▶ What to do
Reproduce the listing verbatim.

▶ Entries provided

..........

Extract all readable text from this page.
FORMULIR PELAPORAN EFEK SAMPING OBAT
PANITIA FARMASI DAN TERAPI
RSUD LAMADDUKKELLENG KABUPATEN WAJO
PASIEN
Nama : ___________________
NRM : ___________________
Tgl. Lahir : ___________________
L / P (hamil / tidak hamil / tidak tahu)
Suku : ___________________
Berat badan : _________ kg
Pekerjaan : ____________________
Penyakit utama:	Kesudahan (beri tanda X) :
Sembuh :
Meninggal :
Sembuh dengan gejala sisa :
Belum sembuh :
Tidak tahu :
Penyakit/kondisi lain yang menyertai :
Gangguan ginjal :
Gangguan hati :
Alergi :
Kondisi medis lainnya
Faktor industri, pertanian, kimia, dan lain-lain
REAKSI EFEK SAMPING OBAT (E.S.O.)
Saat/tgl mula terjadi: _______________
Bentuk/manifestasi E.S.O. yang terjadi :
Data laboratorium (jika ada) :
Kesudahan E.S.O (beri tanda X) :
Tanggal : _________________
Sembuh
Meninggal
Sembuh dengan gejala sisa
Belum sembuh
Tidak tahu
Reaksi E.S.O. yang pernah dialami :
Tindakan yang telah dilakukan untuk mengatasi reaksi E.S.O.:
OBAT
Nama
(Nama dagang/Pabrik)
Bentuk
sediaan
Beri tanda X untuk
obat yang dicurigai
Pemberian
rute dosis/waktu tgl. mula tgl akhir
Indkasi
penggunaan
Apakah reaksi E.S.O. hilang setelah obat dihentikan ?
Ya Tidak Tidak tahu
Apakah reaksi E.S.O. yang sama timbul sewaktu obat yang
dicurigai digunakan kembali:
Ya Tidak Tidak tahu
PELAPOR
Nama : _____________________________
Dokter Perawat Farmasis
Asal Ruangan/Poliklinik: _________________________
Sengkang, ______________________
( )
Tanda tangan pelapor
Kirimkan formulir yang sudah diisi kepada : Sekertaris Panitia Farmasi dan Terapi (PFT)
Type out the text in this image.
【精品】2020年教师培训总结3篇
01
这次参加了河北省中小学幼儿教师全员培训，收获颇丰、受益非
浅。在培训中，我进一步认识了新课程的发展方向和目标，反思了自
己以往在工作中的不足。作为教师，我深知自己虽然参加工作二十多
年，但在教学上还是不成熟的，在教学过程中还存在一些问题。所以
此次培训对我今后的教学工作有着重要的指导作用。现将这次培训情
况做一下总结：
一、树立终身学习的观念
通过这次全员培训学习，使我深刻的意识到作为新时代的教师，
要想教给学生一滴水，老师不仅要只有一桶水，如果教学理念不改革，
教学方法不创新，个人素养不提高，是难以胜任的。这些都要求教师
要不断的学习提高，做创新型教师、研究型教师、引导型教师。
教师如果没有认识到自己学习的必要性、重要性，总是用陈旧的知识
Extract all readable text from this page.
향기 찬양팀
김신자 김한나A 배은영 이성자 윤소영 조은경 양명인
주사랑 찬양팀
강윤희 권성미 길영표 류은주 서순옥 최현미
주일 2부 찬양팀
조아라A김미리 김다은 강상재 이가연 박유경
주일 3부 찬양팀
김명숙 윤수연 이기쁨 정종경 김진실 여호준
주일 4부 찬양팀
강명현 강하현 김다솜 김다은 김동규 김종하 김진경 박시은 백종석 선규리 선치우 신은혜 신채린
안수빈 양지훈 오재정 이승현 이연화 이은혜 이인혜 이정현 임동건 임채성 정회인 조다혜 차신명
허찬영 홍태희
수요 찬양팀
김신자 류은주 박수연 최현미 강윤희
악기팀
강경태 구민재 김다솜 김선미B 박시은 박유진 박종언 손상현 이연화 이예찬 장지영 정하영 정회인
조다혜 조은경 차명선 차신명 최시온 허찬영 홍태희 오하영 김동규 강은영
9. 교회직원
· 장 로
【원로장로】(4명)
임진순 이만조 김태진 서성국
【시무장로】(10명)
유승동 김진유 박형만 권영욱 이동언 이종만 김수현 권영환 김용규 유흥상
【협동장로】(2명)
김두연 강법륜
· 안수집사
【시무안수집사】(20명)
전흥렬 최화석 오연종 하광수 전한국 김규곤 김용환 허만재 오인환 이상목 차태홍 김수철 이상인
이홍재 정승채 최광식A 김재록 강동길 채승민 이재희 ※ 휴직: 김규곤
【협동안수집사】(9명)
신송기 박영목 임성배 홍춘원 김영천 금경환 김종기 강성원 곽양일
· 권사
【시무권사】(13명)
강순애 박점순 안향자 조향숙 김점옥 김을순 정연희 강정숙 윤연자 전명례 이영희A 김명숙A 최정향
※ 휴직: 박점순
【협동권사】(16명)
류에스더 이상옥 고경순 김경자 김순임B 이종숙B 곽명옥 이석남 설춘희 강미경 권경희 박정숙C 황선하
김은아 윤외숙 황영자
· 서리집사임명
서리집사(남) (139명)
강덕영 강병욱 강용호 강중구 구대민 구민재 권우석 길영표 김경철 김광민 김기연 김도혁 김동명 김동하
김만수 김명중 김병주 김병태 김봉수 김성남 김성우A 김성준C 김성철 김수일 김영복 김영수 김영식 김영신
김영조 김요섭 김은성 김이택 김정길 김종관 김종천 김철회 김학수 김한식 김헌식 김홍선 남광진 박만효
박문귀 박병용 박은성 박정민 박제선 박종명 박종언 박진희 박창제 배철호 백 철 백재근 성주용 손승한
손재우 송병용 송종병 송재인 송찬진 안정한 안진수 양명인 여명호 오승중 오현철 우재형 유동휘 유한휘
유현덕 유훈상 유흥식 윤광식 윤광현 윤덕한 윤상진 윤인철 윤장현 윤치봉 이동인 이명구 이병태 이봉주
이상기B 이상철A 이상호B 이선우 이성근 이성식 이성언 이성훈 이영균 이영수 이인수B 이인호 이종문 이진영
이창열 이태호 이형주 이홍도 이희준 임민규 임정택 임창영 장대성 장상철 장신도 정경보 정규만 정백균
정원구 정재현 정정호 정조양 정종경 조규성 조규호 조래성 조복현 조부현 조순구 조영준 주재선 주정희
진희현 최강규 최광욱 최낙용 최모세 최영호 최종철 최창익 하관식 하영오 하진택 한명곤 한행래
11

..........

▶ Result of the task
Extract all readable text from this page.
FORMULIR PELAPORAN EFEK SAMPING OBAT
PANITIA FARMASI DAN TERAPI
RSUD LAMADDUKKELLENG KABUPATEN WAJO
PASIEN
Nama : ___________________
NRM : ___________________
Tgl. Lahir : ___________________
L / P (hamil / tidak hamil / tidak tahu)
Suku : ___________________
Berat badan : _________ kg
Pekerjaan : ____________________
Penyakit utama:	Kesudahan (beri tanda X) :
Sembuh :
Meninggal :
Sembuh dengan gejala sisa :
Belum sembuh :
Tidak tahu :
Penyakit/kondisi lain yang menyertai :
Gangguan ginjal :
Gangguan hati :
Alergi :
Kondisi medis lainnya
Faktor industri, pertanian, kimia, dan lain-lain
REAKSI EFEK SAMPING OBAT (E.S.O.)
Saat/tgl mula terjadi: _______________
Bentuk/manifestasi E.S.O. yang terjadi :
Data laboratorium (jika ada) :
Kesudahan E.S.O (beri tanda X) :
Tanggal : _________________
Sembuh
Meninggal
Sembuh dengan gejala sisa
Belum sembuh
Tidak tahu
Reaksi E.S.O. yang pernah dialami :
Tindakan yang telah dilakukan untuk mengatasi reaksi E.S.O.:
OBAT
Nama
(Nama dagang/Pabrik)
Bentuk
sediaan
Beri tanda X untuk
obat yang dicurigai
Pemberian
rute dosis/waktu tgl. mula tgl akhir
Indkasi
penggunaan
Apakah reaksi E.S.O. hilang setelah obat dihentikan ?
Ya Tidak Tidak tahu
Apakah reaksi E.S.O. yang sama timbul sewaktu obat yang
dicurigai digunakan kembali:
Ya Tidak Tidak tahu
PELAPOR
Nama : _____________________________
Dokter Perawat Farmasis
Asal Ruangan/Poliklinik: _________________________
Sengkang, ______________________
( )
Tanda tangan pelapor
Kirimkan formulir yang sudah diisi kepada : Sekertaris Panitia Farmasi dan Terapi (PFT)
Type out the text in this image.
【精品】2020年教师培训总结3篇
01
这次参加了河北省中小学幼儿教师全员培训，收获颇丰、受益非
浅。在培训中，我进一步认识了新课程的发展方向和目标，反思了自
己以往在工作中的不足。作为教师，我深知自己虽然参加工作二十多
年，但在教学上还是不成熟的，在教学过程中还存在一些问题。所以
此次培训对我今后的教学工作有着重要的指导作用。现将这次培训情
况做一下总结：
一、树立终身学习的观念
通过这次全员培训学习，使我深刻的意识到作为新时代的教师，
要想教给学生一滴水，老师不仅要只有一桶水，如果教学理念不改革，
教学方法不创新，个人素养不提高，是难以胜任的。这些都要求教师
要不断的学习提高，做创新型教师、研究型教师、引导型教师。
教师如果没有认识到自己学习的必要性、重要性，总是用陈旧的知识
Extract all readable text from this page.
향기 찬양팀
김신자 김한나A 배은영 이성자 윤소영 조은경 양명인
주사랑 찬양팀
강윤희 권성미 길영표 류은주 서순옥 최현미
주일 2부 찬양팀
조아라A김미리 김다은 강상재 이가연 박유경
주일 3부 찬양팀
김명숙 윤수연 이기쁨 정종경 김진실 여호준
주일 4부 찬양팀
강명현 강하현 김다솜 김다은 김동규 김종하 김진경 박시은 백종석 선규리 선치우 신은혜 신채린
안수빈 양지훈 오재정 이승현 이연화 이은혜 이인혜 이정현 임동건 임채성 정회인 조다혜 차신명
허찬영 홍태희
수요 찬양팀
김신자 류은주 박수연 최현미 강윤희
악기팀
강경태 구민재 김다솜 김선미B 박시은 박유진 박종언 손상현 이연화 이예찬 장지영 정하영 정회인
조다혜 조은경 차명선 차신명 최시온 허찬영 홍태희 오하영 김동규 강은영
9. 교회직원
· 장 로
【원로장로】(4명)
임진순 이만조 김태진 서성국
【시무장로】(10명)
유승동 김진유 박형만 권영욱 이동언 이종만 김수현 권영환 김용규 유흥상
【협동장로】(2명)
김두연 강법륜
· 안수집사
【시무안수집사】(20명)
전흥렬 최화석 오연종 하광수 전한국 김규곤 김용환 허만재 오인환 이상목 차태홍 김수철 이상인
이홍재 정승채 최광식A 김재록 강동길 채승민 이재희 ※ 휴직: 김규곤
【협동안수집사】(9명)
신송기 박영목 임성배 홍춘원 김영천 금경환 김종기 강성원 곽양일
· 권사
【시무권사】(13명)
강순애 박점순 안향자 조향숙 김점옥 김을순 정연희 강정숙 윤연자 전명례 이영희A 김명숙A 최정향
※ 휴직: 박점순
【협동권사】(16명)
류에스더 이상옥 고경순 김경자 김순임B 이종숙B 곽명옥 이석남 설춘희 강미경 권경희 박정숙C 황선하
김은아 윤외숙 황영자
· 서리집사임명
서리집사(남) (139명)
강덕영 강병욱 강용호 강중구 구대민 구민재 권우석 길영표 김경철 김광민 김기연 김도혁 김동명 김동하
김만수 김명중 김병주 김병태 김봉수 김성남 김성우A 김성준C 김성철 김수일 김영복 김영수 김영식 김영신
김영조 김요섭 김은성 김이택 김정길 김종관 김종천 김철회 김학수 김한식 김헌식 김홍선 남광진 박만효
박문귀 박병용 박은성 박정민 박제선 박종명 박종언 박진희 박창제 배철호 백 철 백재근 성주용 손승한
손재우 송병용 송종병 송재인 송찬진 안정한 안진수 양명인 여명호 오승중 오현철 우재형 유동휘 유한휘
유현덕 유훈상 유흥식 윤광식 윤광현 윤덕한 윤상진 윤인철 윤장현 윤치봉 이동인 이명구 이병태 이봉주
이상기B 이상철A 이상호B 이선우 이성근 이성식 이성언 이성훈 이영균 이영수 이인수B 이인호 이종문 이진영
이창열 이태호 이형주 이홍도 이희준 임민규 임정택 임창영 장대성 장상철 장신도 정경보 정규만 정백균
정원구 정재현 정정호 정조양 정종경 조규성 조규호 조래성 조복현 조부현 조순구 조영준 주재선 주정희
진희현 최강규 최광욱 최낙용 최모세 최영호 최종철 최창익 하관식 하영오 하진택 한명곤 한행래
11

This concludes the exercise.